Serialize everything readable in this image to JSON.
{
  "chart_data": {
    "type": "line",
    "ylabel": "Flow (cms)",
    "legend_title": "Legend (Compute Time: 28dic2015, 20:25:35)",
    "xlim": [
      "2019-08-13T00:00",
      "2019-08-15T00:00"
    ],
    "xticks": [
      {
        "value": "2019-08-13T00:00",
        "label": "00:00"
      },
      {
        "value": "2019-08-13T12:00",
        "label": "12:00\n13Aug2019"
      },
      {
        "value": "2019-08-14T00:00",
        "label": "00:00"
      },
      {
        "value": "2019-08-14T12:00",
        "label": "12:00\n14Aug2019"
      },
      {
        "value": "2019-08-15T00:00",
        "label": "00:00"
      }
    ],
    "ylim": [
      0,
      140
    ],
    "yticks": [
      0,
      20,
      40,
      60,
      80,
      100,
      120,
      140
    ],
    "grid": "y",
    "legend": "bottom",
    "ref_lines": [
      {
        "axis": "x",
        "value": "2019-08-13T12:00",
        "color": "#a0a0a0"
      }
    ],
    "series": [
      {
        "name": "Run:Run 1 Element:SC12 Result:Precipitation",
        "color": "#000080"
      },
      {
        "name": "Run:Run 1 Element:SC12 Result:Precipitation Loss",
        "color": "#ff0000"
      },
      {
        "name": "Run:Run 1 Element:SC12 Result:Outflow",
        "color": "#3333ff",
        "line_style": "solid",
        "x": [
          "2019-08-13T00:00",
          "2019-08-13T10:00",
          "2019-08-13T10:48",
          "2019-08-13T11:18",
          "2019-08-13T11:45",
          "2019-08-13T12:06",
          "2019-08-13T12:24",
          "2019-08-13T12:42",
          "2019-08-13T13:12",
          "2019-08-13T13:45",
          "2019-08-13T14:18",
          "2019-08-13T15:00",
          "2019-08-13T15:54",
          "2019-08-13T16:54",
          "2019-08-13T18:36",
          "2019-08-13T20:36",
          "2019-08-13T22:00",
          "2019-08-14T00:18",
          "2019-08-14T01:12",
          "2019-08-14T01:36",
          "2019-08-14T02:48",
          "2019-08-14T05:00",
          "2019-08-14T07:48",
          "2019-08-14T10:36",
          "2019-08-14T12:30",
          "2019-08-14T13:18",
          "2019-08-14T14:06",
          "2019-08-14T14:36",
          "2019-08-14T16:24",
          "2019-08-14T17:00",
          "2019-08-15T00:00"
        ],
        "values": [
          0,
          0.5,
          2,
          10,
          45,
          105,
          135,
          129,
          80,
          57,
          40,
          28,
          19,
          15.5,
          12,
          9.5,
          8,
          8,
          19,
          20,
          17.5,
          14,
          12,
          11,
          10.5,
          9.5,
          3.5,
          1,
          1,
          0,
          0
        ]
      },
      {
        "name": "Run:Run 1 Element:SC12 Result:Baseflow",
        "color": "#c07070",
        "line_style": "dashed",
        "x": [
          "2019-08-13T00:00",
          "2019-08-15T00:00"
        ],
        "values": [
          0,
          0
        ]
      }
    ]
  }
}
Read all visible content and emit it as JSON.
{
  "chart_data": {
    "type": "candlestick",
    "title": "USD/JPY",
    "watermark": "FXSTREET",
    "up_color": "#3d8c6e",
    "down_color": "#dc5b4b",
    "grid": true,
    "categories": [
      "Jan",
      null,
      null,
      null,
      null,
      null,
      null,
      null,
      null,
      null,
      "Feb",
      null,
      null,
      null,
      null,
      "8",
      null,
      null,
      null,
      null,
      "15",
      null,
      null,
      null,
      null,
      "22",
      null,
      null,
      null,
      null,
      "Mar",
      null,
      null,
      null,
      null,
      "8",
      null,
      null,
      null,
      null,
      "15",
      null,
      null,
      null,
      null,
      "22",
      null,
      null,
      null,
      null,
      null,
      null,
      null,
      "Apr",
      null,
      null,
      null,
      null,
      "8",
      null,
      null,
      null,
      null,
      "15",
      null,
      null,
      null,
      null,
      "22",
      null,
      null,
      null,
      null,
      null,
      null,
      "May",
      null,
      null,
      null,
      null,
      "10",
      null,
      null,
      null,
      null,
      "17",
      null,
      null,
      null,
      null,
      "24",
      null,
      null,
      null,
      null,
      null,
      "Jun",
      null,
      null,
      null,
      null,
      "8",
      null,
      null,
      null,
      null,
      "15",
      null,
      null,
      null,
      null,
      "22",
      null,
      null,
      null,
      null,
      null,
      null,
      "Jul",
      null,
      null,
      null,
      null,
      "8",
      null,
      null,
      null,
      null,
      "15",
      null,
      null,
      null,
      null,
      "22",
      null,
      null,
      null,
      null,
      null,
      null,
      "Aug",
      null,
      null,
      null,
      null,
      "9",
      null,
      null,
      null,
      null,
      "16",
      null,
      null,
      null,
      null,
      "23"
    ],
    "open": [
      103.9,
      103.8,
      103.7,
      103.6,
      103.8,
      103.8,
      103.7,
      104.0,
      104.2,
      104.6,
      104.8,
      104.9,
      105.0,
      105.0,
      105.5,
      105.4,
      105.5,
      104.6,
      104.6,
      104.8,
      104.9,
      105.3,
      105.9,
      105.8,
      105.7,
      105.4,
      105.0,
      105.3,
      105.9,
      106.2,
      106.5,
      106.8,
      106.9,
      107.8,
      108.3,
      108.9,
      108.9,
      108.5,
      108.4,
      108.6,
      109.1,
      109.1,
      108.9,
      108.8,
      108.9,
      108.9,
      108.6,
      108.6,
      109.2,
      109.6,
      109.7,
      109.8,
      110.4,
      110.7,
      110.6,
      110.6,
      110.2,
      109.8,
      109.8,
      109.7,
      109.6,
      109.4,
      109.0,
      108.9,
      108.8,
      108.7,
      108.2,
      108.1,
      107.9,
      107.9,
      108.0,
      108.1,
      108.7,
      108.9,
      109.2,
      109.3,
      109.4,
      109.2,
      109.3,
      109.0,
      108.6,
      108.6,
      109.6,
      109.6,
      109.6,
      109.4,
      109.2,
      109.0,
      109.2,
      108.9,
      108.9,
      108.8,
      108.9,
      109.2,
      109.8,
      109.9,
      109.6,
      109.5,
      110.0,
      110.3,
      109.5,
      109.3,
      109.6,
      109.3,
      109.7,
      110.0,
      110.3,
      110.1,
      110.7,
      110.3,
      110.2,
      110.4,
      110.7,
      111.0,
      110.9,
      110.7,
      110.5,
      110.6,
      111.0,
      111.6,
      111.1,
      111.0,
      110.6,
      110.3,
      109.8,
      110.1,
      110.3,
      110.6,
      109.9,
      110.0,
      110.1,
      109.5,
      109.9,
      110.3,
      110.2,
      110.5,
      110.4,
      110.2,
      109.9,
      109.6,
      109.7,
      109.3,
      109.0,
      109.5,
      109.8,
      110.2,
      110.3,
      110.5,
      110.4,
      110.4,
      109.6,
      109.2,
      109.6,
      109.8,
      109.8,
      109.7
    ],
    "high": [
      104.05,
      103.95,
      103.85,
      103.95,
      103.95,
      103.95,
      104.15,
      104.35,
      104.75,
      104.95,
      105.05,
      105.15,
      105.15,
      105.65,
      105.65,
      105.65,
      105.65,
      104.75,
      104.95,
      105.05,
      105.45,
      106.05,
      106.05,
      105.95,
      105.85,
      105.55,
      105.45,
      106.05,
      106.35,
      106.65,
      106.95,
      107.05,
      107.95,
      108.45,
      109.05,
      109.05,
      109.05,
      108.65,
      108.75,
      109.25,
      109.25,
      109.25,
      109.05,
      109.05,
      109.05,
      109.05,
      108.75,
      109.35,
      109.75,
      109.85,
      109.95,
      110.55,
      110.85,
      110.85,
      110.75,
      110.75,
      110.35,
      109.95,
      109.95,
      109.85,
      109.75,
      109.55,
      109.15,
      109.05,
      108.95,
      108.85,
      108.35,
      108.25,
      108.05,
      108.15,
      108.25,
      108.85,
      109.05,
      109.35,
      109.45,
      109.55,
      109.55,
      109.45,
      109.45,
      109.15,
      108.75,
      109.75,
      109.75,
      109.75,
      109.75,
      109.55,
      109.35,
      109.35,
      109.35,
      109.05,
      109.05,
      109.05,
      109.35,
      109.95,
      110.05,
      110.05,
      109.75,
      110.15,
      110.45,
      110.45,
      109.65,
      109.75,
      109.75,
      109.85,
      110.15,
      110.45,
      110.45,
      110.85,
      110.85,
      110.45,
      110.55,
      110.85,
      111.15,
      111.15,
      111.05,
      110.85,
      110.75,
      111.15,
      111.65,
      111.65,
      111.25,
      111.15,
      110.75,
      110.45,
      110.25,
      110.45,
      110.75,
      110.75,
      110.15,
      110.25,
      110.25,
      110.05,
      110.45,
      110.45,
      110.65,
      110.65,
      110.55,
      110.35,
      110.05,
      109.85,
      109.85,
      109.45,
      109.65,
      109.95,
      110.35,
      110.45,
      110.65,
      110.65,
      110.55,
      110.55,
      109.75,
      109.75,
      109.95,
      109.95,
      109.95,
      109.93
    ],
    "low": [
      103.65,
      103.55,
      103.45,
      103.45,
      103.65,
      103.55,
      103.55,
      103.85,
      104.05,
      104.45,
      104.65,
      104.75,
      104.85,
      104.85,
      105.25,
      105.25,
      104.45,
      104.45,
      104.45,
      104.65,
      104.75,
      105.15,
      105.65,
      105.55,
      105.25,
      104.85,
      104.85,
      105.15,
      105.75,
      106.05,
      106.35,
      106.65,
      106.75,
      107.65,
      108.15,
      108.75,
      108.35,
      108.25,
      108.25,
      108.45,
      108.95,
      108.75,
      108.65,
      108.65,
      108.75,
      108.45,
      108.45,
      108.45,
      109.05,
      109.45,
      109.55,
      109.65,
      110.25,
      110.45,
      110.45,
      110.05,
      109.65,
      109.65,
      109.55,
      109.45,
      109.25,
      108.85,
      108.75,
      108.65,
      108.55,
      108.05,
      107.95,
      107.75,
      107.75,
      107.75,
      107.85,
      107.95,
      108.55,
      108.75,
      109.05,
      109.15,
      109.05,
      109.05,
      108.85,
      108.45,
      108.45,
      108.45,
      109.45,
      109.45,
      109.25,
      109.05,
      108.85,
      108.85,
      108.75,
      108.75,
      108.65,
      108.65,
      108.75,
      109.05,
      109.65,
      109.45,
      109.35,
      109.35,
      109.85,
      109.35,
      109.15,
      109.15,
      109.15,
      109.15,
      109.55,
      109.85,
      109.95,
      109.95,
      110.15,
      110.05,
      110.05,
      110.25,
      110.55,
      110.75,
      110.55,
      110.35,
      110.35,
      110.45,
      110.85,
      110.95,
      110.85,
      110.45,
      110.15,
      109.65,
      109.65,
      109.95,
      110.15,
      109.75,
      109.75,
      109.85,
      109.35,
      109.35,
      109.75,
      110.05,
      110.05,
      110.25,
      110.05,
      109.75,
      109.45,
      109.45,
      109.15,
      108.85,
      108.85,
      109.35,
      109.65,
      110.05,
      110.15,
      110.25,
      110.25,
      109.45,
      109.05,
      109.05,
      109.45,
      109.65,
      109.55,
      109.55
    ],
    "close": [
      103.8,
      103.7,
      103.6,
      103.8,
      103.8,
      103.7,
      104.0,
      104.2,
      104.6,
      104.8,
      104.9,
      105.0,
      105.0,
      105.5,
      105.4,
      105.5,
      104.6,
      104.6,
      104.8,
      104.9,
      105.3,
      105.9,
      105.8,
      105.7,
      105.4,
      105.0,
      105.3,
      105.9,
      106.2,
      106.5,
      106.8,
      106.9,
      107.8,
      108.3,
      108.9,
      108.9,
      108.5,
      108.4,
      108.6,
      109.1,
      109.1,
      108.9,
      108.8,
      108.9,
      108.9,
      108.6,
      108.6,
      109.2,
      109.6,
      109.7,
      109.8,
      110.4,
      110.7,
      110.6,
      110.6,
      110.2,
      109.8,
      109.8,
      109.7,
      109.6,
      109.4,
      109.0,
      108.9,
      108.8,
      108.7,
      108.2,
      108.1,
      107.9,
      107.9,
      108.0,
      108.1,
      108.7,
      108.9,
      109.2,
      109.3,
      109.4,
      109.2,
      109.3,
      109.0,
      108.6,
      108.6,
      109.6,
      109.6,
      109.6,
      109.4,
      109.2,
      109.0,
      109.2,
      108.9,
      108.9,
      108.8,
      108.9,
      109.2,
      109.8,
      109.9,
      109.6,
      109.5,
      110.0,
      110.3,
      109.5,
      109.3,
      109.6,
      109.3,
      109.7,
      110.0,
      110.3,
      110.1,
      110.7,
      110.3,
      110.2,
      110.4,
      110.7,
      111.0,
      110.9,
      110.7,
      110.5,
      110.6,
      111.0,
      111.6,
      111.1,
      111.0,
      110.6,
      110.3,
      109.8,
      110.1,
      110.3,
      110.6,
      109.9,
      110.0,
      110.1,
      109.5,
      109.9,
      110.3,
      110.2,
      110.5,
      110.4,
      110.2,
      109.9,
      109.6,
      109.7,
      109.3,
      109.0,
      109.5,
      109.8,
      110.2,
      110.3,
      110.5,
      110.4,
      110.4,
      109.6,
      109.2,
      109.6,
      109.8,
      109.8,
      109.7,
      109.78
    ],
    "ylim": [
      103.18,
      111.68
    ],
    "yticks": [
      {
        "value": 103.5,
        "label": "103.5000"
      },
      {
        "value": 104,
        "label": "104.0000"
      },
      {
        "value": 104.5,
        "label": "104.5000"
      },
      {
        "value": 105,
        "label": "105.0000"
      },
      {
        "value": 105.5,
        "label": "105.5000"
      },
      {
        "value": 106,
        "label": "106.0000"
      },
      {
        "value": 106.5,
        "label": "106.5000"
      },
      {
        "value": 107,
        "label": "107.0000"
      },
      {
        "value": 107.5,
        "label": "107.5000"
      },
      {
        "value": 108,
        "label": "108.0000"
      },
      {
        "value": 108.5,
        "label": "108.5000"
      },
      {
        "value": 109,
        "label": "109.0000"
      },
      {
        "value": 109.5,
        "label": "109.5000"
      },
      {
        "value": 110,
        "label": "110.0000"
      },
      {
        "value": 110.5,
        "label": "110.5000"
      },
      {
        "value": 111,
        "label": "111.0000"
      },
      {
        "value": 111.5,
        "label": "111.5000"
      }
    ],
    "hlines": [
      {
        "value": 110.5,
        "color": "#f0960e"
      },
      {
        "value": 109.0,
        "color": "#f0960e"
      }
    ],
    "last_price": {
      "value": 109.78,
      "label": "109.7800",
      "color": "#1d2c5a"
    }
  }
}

### Request:
Read the data above and pull out each line that holds the string "JSON".

### The solution:
Serialize everything readable in this image to JSON.
Read all visible content and emit it as JSON.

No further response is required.